# DATA FOR PROCESSING start
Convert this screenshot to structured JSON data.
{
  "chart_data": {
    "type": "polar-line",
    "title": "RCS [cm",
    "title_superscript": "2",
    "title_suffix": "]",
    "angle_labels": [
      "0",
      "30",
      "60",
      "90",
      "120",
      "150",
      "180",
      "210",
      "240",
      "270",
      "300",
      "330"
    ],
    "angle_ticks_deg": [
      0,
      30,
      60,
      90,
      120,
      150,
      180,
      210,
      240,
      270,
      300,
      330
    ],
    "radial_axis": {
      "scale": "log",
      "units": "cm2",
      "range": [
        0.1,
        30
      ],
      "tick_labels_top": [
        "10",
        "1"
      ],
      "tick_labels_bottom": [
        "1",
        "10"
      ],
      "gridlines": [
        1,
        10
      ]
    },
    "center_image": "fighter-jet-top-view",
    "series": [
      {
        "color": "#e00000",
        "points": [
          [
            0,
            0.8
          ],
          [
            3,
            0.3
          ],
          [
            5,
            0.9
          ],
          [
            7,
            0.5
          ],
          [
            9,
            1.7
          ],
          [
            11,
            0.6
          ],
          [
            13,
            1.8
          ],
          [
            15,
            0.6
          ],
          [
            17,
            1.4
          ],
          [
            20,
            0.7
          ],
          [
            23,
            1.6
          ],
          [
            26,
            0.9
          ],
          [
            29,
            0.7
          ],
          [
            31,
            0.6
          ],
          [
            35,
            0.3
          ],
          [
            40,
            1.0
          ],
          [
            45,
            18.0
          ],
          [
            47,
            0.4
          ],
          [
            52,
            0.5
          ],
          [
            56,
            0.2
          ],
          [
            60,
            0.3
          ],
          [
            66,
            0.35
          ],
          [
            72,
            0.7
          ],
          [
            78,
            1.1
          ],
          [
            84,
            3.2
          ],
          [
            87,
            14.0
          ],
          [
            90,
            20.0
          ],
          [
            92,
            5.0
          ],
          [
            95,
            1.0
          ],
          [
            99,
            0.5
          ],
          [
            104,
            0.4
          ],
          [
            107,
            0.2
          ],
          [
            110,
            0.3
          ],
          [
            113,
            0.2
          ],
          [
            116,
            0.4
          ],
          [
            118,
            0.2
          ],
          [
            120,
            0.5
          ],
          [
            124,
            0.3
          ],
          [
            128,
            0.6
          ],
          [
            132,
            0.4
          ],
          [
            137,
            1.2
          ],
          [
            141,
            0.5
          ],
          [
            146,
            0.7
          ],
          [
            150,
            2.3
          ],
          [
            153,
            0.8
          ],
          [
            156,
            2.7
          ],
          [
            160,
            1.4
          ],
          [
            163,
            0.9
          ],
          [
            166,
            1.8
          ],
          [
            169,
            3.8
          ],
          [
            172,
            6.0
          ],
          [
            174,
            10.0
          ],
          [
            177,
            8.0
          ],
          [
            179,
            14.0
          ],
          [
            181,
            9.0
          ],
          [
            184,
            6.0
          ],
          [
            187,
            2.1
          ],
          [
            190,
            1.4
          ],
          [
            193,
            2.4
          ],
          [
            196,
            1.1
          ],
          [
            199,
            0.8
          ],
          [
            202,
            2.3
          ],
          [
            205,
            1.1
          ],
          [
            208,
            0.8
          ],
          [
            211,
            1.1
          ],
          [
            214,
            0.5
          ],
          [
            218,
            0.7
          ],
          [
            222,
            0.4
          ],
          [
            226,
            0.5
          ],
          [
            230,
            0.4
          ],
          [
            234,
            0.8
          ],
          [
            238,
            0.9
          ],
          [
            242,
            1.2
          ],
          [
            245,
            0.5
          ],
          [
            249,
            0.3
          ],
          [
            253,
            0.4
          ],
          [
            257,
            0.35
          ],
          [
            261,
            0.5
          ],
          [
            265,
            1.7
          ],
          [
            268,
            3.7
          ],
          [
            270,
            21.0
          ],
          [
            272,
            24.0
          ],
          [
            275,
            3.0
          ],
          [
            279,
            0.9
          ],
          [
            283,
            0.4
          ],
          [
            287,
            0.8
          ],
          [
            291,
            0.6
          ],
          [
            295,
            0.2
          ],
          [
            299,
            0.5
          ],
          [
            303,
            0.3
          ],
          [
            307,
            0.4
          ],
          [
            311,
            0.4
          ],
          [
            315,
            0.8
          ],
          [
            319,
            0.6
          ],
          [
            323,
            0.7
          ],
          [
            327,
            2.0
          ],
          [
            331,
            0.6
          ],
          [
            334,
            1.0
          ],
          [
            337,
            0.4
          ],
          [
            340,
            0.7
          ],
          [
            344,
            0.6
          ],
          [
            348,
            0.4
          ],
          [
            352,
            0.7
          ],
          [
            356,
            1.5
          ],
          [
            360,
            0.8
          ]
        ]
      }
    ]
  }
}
# DATA FOR PROCESSING end
- [GIVEN INSTRUCTION]: Reproduce the full listing word for word.

- [FULL SOLUTION]:
Convert this screenshot to structured JSON data.
{
  "chart_data": {
    "type": "polar-line",
    "title": "RCS [cm",
    "title_superscript": "2",
    "title_suffix": "]",
    "angle_labels": [
      "0",
      "30",
      "60",
      "90",
      "120",
      "150",
      "180",
      "210",
      "240",
      "270",
      "300",
      "330"
    ],
    "angle_ticks_deg": [
      0,
      30,
      60,
      90,
      120,
      150,
      180,
      210,
      240,
      270,
      300,
      330
    ],
    "radial_axis": {
      "scale": "log",
      "units": "cm2",
      "range": [
        0.1,
        30
      ],
      "tick_labels_top": [
        "10",
        "1"
      ],
      "tick_labels_bottom": [
        "1",
        "10"
      ],
      "gridlines": [
        1,
        10
      ]
    },
    "center_image": "fighter-jet-top-view",
    "series": [
      {
        "color": "#e00000",
        "points": [
          [
            0,
            0.8
          ],
          [
            3,
            0.3
          ],
          [
            5,
            0.9
          ],
          [
            7,
            0.5
          ],
          [
            9,
            1.7
          ],
          [
            11,
            0.6
          ],
          [
            13,
            1.8
          ],
          [
            15,
            0.6
          ],
          [
            17,
            1.4
          ],
          [
            20,
            0.7
          ],
          [
            23,
            1.6
          ],
          [
            26,
            0.9
          ],
          [
            29,
            0.7
          ],
          [
            31,
            0.6
          ],
          [
            35,
            0.3
          ],
          [
            40,
            1.0
          ],
          [
            45,
            18.0
          ],
          [
            47,
            0.4
          ],
          [
            52,
            0.5
          ],
          [
            56,
            0.2
          ],
          [
            60,
            0.3
          ],
          [
            66,
            0.35
          ],
          [
            72,
            0.7
          ],
          [
            78,
            1.1
          ],
          [
            84,
            3.2
          ],
          [
            87,
            14.0
          ],
          [
            90,
            20.0
          ],
          [
            92,
            5.0
          ],
          [
            95,
            1.0
          ],
          [
            99,
            0.5
          ],
          [
            104,
            0.4
          ],
          [
            107,
            0.2
          ],
          [
            110,
            0.3
          ],
          [
            113,
            0.2
          ],
          [
            116,
            0.4
          ],
          [
            118,
            0.2
          ],
          [
            120,
            0.5
          ],
          [
            124,
            0.3
          ],
          [
            128,
            0.6
          ],
          [
            132,
            0.4
          ],
          [
            137,
            1.2
          ],
          [
            141,
            0.5
          ],
          [
            146,
            0.7
          ],
          [
            150,
            2.3
          ],
          [
            153,
            0.8
          ],
          [
            156,
            2.7
          ],
          [
            160,
            1.4
          ],
          [
            163,
            0.9
          ],
          [
            166,
            1.8
          ],
          [
            169,
            3.8
          ],
          [
            172,
            6.0
          ],
          [
            174,
            10.0
          ],
          [
            177,
            8.0
          ],
          [
            179,
            14.0
          ],
          [
            181,
            9.0
          ],
          [
            184,
            6.0
          ],
          [
            187,
            2.1
          ],
          [
            190,
            1.4
          ],
          [
            193,
            2.4
          ],
          [
            196,
            1.1
          ],
          [
            199,
            0.8
          ],
          [
            202,
            2.3
          ],
          [
            205,
            1.1
          ],
          [
            208,
            0.8
          ],
          [
            211,
            1.1
          ],
          [
            214,
            0.5
          ],
          [
            218,
            0.7
          ],
          [
            222,
            0.4
          ],
          [
            226,
            0.5
          ],
          [
            230,
            0.4
          ],
          [
            234,
            0.8
          ],
          [
            238,
            0.9
          ],
          [
            242,
            1.2
          ],
          [
            245,
            0.5
          ],
          [
            249,
            0.3
          ],
          [
            253,
            0.4
          ],
          [
            257,
            0.35
          ],
          [
            261,
            0.5
          ],
          [
            265,
            1.7
          ],
          [
            268,
            3.7
          ],
          [
            270,
            21.0
          ],
          [
            272,
            24.0
          ],
          [
            275,
            3.0
          ],
          [
            279,
            0.9
          ],
          [
            283,
            0.4
          ],
          [
            287,
            0.8
          ],
          [
            291,
            0.6
          ],
          [
            295,
            0.2
          ],
          [
            299,
            0.5
          ],
          [
            303,
            0.3
          ],
          [
            307,
            0.4
          ],
          [
            311,
            0.4
          ],
          [
            315,
            0.8
          ],
          [
            319,
            0.6
          ],
          [
            323,
            0.7
          ],
          [
            327,
            2.0
          ],
          [
            331,
            0.6
          ],
          [
            334,
            1.0
          ],
          [
            337,
            0.4
          ],
          [
            340,
            0.7
          ],
          [
            344,
            0.6
          ],
          [
            348,
            0.4
          ],
          [
            352,
            0.7
          ],
          [
            356,
            1.5
          ],
          [
            360,
            0.8
          ]
        ]
      }
    ]
  }
}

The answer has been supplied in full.